EXERCISE TASK
Repeat the records in full and exactly, omitting pictures.

ROWS
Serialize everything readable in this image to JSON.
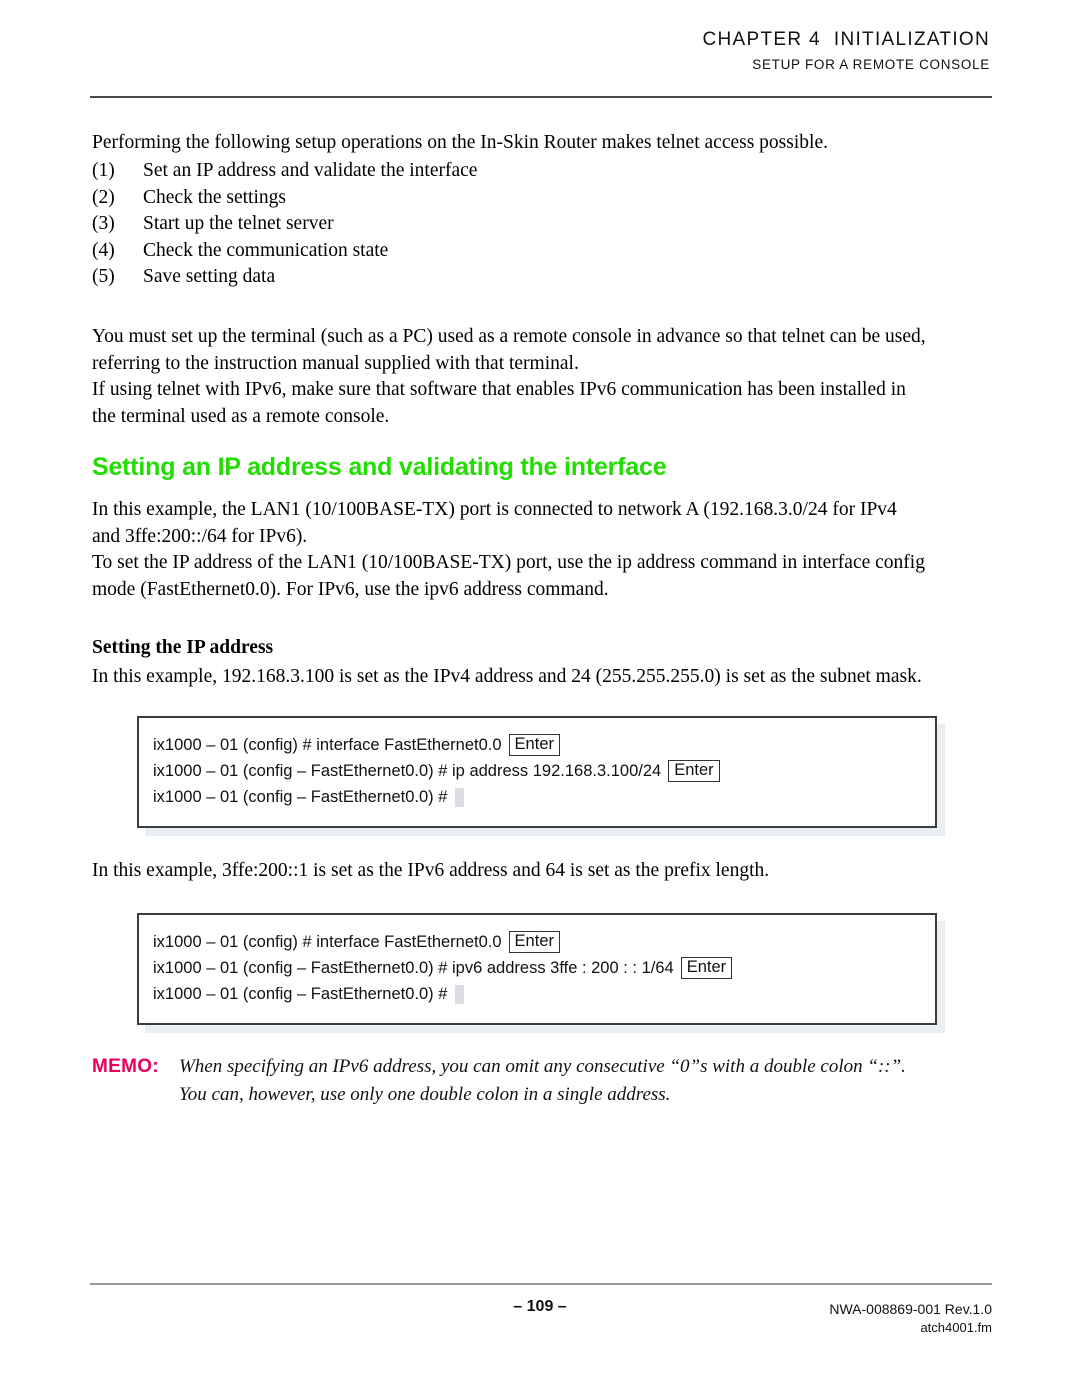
{
  "header": {
    "chapter": "CHAPTER 4",
    "chapter_title": "INITIALIZATION",
    "subtitle": "SETUP FOR A REMOTE CONSOLE"
  },
  "intro": {
    "lead": "Performing the following setup operations on the In-Skin Router makes telnet access possible."
  },
  "steps": [
    {
      "num": "(1)",
      "text": "Set an IP address and validate the interface"
    },
    {
      "num": "(2)",
      "text": "Check the settings"
    },
    {
      "num": "(3)",
      "text": "Start up the telnet server"
    },
    {
      "num": "(4)",
      "text": "Check the communication state"
    },
    {
      "num": "(5)",
      "text": "Save setting data"
    }
  ],
  "paragraphs": {
    "terminal_setup_line1": "You must set up the terminal (such as a PC) used as a remote console in advance so that telnet can be used,",
    "terminal_setup_line2": "referring to the instruction manual supplied with that terminal.",
    "ipv6_software_line1": "If using telnet with IPv6, make sure that software that enables IPv6 communication has been installed in",
    "ipv6_software_line2": "the terminal used as a remote console."
  },
  "section": {
    "heading": "Setting an IP address and validating the interface",
    "heading_color": "#22dd00",
    "example_line1": "In this example, the LAN1 (10/100BASE-TX) port is connected to network A (192.168.3.0/24 for IPv4",
    "example_line2": "and 3ffe:200::/64 for IPv6).",
    "command_line1": "To set the IP address of the LAN1 (10/100BASE-TX) port, use the ip address command in interface config",
    "command_line2": "mode (FastEthernet0.0). For IPv6, use the ipv6 address command."
  },
  "ip_address": {
    "subhead": "Setting the IP address",
    "description": "In this example, 192.168.3.100 is set as the IPv4 address and 24 (255.255.255.0) is set as the subnet mask.",
    "console": [
      {
        "prompt": "ix1000 – 01 (config) # interface FastEthernet0.0",
        "key": "Enter",
        "cursor": false
      },
      {
        "prompt": "ix1000 – 01 (config – FastEthernet0.0) # ip address 192.168.3.100/24",
        "key": "Enter",
        "cursor": false
      },
      {
        "prompt": "ix1000 – 01 (config – FastEthernet0.0) #",
        "key": "",
        "cursor": true
      }
    ]
  },
  "ipv6_address": {
    "description": "In this example, 3ffe:200::1 is set as the IPv6 address and 64 is set as the prefix length.",
    "console": [
      {
        "prompt": "ix1000 – 01 (config) # interface FastEthernet0.0",
        "key": "Enter",
        "cursor": false
      },
      {
        "prompt": "ix1000 – 01 (config – FastEthernet0.0) # ipv6 address 3ffe : 200 : : 1/64",
        "key": "Enter",
        "cursor": false
      },
      {
        "prompt": "ix1000 – 01 (config – FastEthernet0.0) #",
        "key": "",
        "cursor": true
      }
    ]
  },
  "memo": {
    "label": "MEMO:",
    "label_color": "#e8005c",
    "line1": "When specifying an IPv6 address, you can omit any consecutive “0”s with a double colon “::”.",
    "line2": "You can, however, use only one double colon in a single address."
  },
  "footer": {
    "page_number": "– 109 –",
    "doc_number": "NWA-008869-001 Rev.1.0",
    "file_name": "atch4001.fm"
  }
}
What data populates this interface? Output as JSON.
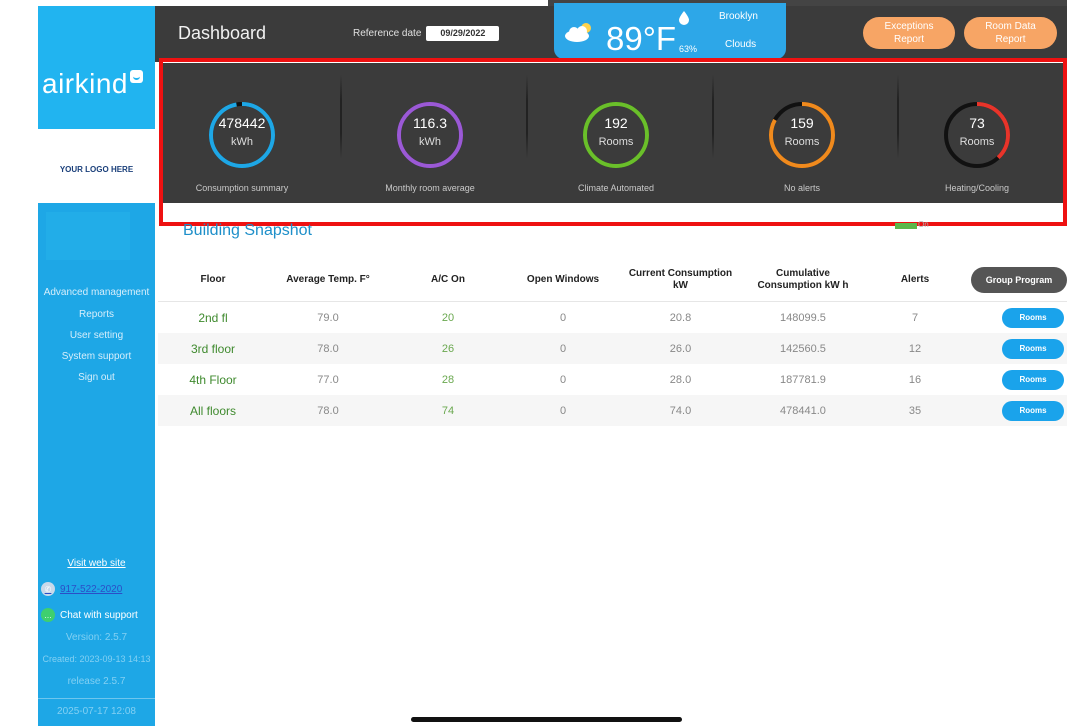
{
  "colors": {
    "sidebar": "#1ea7e6",
    "header": "#3b3b3b",
    "accent_orange": "#f7a565",
    "highlight": "#ee1111",
    "rooms_button": "#1aa3eb"
  },
  "sidebar": {
    "brand": "airkind",
    "logo_placeholder": "YOUR LOGO HERE",
    "items": [
      {
        "label": "Advanced management"
      },
      {
        "label": "Reports"
      },
      {
        "label": "User setting"
      },
      {
        "label": "System support"
      },
      {
        "label": "Sign out"
      }
    ],
    "visit_link": "Visit web site",
    "phone": "917-522-2020",
    "chat": "Chat with support",
    "version": "Version: 2.5.7",
    "created": "Created: 2023-09-13 14:13",
    "release": "release 2.5.7",
    "timestamp": "2025-07-17 12:08"
  },
  "header": {
    "title": "Dashboard",
    "ref_date_label": "Reference date",
    "ref_date_value": "09/29/2022",
    "weather": {
      "temp": "89°F",
      "humidity": "63%",
      "city": "Brooklyn",
      "condition": "Clouds",
      "icon": "cloud-sun-icon"
    },
    "exceptions_btn": [
      "Exceptions",
      "Report"
    ],
    "room_data_btn": [
      "Room Data",
      "Report"
    ]
  },
  "kpis": [
    {
      "value": "478442",
      "unit": "kWh",
      "label": "Consumption summary",
      "color": "#1ea7e6",
      "fraction": 0.97
    },
    {
      "value": "116.3",
      "unit": "kWh",
      "label": "Monthly room average",
      "color": "#9b59d6",
      "fraction": 1.0
    },
    {
      "value": "192",
      "unit": "Rooms",
      "label": "Climate Automated",
      "color": "#6abf2a",
      "fraction": 1.0
    },
    {
      "value": "159",
      "unit": "Rooms",
      "label": "No alerts",
      "color": "#f08a1d",
      "fraction": 0.83
    },
    {
      "value": "73",
      "unit": "Rooms",
      "label": "Heating/Cooling",
      "color": "#e8342a",
      "fraction": 0.38
    }
  ],
  "snapshot": {
    "title": "Building Snapshot",
    "legend": "On"
  },
  "table": {
    "columns": [
      "Floor",
      "Average Temp. F°",
      "A/C On",
      "Open Windows",
      [
        "Current Consumption",
        "kW"
      ],
      [
        "Cumulative",
        "Consumption kW h"
      ],
      "Alerts"
    ],
    "group_program": "Group Program",
    "rooms_label": "Rooms",
    "rows": [
      {
        "floor": "2nd fl",
        "avg": "79.0",
        "ac": "20",
        "windows": "0",
        "current": "20.8",
        "cumulative": "148099.5",
        "alerts": "7"
      },
      {
        "floor": "3rd floor",
        "avg": "78.0",
        "ac": "26",
        "windows": "0",
        "current": "26.0",
        "cumulative": "142560.5",
        "alerts": "12"
      },
      {
        "floor": "4th Floor",
        "avg": "77.0",
        "ac": "28",
        "windows": "0",
        "current": "28.0",
        "cumulative": "187781.9",
        "alerts": "16"
      },
      {
        "floor": "All floors",
        "avg": "78.0",
        "ac": "74",
        "windows": "0",
        "current": "74.0",
        "cumulative": "478441.0",
        "alerts": "35"
      }
    ]
  }
}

ANSWER BELOW
Serialize everything readable in this image to JSON.
{
  "header": {
    "chapter": "CHAPTER 4",
    "chapter_title": "INITIALIZATION",
    "subtitle": "SETUP FOR A REMOTE CONSOLE"
  },
  "intro": {
    "lead": "Performing the following setup operations on the In-Skin Router makes telnet access possible."
  },
  "steps": [
    {
      "num": "(1)",
      "text": "Set an IP address and validate the interface"
    },
    {
      "num": "(2)",
      "text": "Check the settings"
    },
    {
      "num": "(3)",
      "text": "Start up the telnet server"
    },
    {
      "num": "(4)",
      "text": "Check the communication state"
    },
    {
      "num": "(5)",
      "text": "Save setting data"
    }
  ],
  "paragraphs": {
    "terminal_setup_line1": "You must set up the terminal (such as a PC) used as a remote console in advance so that telnet can be used,",
    "terminal_setup_line2": "referring to the instruction manual supplied with that terminal.",
    "ipv6_software_line1": "If using telnet with IPv6, make sure that software that enables IPv6 communication has been installed in",
    "ipv6_software_line2": "the terminal used as a remote console."
  },
  "section": {
    "heading": "Setting an IP address and validating the interface",
    "heading_color": "#22dd00",
    "example_line1": "In this example, the LAN1 (10/100BASE-TX) port is connected to network A (192.168.3.0/24 for IPv4",
    "example_line2": "and 3ffe:200::/64 for IPv6).",
    "command_line1": "To set the IP address of the LAN1 (10/100BASE-TX) port, use the ip address command in interface config",
    "command_line2": "mode (FastEthernet0.0). For IPv6, use the ipv6 address command."
  },
  "ip_address": {
    "subhead": "Setting the IP address",
    "description": "In this example, 192.168.3.100 is set as the IPv4 address and 24 (255.255.255.0) is set as the subnet mask.",
    "console": [
      {
        "prompt": "ix1000 – 01 (config) # interface FastEthernet0.0",
        "key": "Enter",
        "cursor": false
      },
      {
        "prompt": "ix1000 – 01 (config – FastEthernet0.0) # ip address 192.168.3.100/24",
        "key": "Enter",
        "cursor": false
      },
      {
        "prompt": "ix1000 – 01 (config – FastEthernet0.0) #",
        "key": "",
        "cursor": true
      }
    ]
  },
  "ipv6_address": {
    "description": "In this example, 3ffe:200::1 is set as the IPv6 address and 64 is set as the prefix length.",
    "console": [
      {
        "prompt": "ix1000 – 01 (config) # interface FastEthernet0.0",
        "key": "Enter",
        "cursor": false
      },
      {
        "prompt": "ix1000 – 01 (config – FastEthernet0.0) # ipv6 address 3ffe : 200 : : 1/64",
        "key": "Enter",
        "cursor": false
      },
      {
        "prompt": "ix1000 – 01 (config – FastEthernet0.0) #",
        "key": "",
        "cursor": true
      }
    ]
  },
  "memo": {
    "label": "MEMO:",
    "label_color": "#e8005c",
    "line1": "When specifying an IPv6 address, you can omit any consecutive “0”s with a double colon “::”.",
    "line2": "You can, however, use only one double colon in a single address."
  },
  "footer": {
    "page_number": "– 109 –",
    "doc_number": "NWA-008869-001 Rev.1.0",
    "file_name": "atch4001.fm"
  }
}
What data populates this interface? Output as JSON.
{
  "colors": {
    "sidebar": "#1ea7e6",
    "header": "#3b3b3b",
    "accent_orange": "#f7a565",
    "highlight": "#ee1111",
    "rooms_button": "#1aa3eb"
  },
  "sidebar": {
    "brand": "airkind",
    "logo_placeholder": "YOUR LOGO HERE",
    "items": [
      {
        "label": "Advanced management"
      },
      {
        "label": "Reports"
      },
      {
        "label": "User setting"
      },
      {
        "label": "System support"
      },
      {
        "label": "Sign out"
      }
    ],
    "visit_link": "Visit web site",
    "phone": "917-522-2020",
    "chat": "Chat with support",
    "version": "Version: 2.5.7",
    "created": "Created: 2023-09-13 14:13",
    "release": "release 2.5.7",
    "timestamp": "2025-07-17 12:08"
  },
  "header": {
    "title": "Dashboard",
    "ref_date_label": "Reference date",
    "ref_date_value": "09/29/2022",
    "weather": {
      "temp": "89°F",
      "humidity": "63%",
      "city": "Brooklyn",
      "condition": "Clouds",
      "icon": "cloud-sun-icon"
    },
    "exceptions_btn": [
      "Exceptions",
      "Report"
    ],
    "room_data_btn": [
      "Room Data",
      "Report"
    ]
  },
  "kpis": [
    {
      "value": "478442",
      "unit": "kWh",
      "label": "Consumption summary",
      "color": "#1ea7e6",
      "fraction": 0.97
    },
    {
      "value": "116.3",
      "unit": "kWh",
      "label": "Monthly room average",
      "color": "#9b59d6",
      "fraction": 1.0
    },
    {
      "value": "192",
      "unit": "Rooms",
      "label": "Climate Automated",
      "color": "#6abf2a",
      "fraction": 1.0
    },
    {
      "value": "159",
      "unit": "Rooms",
      "label": "No alerts",
      "color": "#f08a1d",
      "fraction": 0.83
    },
    {
      "value": "73",
      "unit": "Rooms",
      "label": "Heating/Cooling",
      "color": "#e8342a",
      "fraction": 0.38
    }
  ],
  "snapshot": {
    "title": "Building Snapshot",
    "legend": "On"
  },
  "table": {
    "columns": [
      "Floor",
      "Average Temp. F°",
      "A/C On",
      "Open Windows",
      [
        "Current Consumption",
        "kW"
      ],
      [
        "Cumulative",
        "Consumption kW h"
      ],
      "Alerts"
    ],
    "group_program": "Group Program",
    "rooms_label": "Rooms",
    "rows": [
      {
        "floor": "2nd fl",
        "avg": "79.0",
        "ac": "20",
        "windows": "0",
        "current": "20.8",
        "cumulative": "148099.5",
        "alerts": "7"
      },
      {
        "floor": "3rd floor",
        "avg": "78.0",
        "ac": "26",
        "windows": "0",
        "current": "26.0",
        "cumulative": "142560.5",
        "alerts": "12"
      },
      {
        "floor": "4th Floor",
        "avg": "77.0",
        "ac": "28",
        "windows": "0",
        "current": "28.0",
        "cumulative": "187781.9",
        "alerts": "16"
      },
      {
        "floor": "All floors",
        "avg": "78.0",
        "ac": "74",
        "windows": "0",
        "current": "74.0",
        "cumulative": "478441.0",
        "alerts": "35"
      }
    ]
  }
}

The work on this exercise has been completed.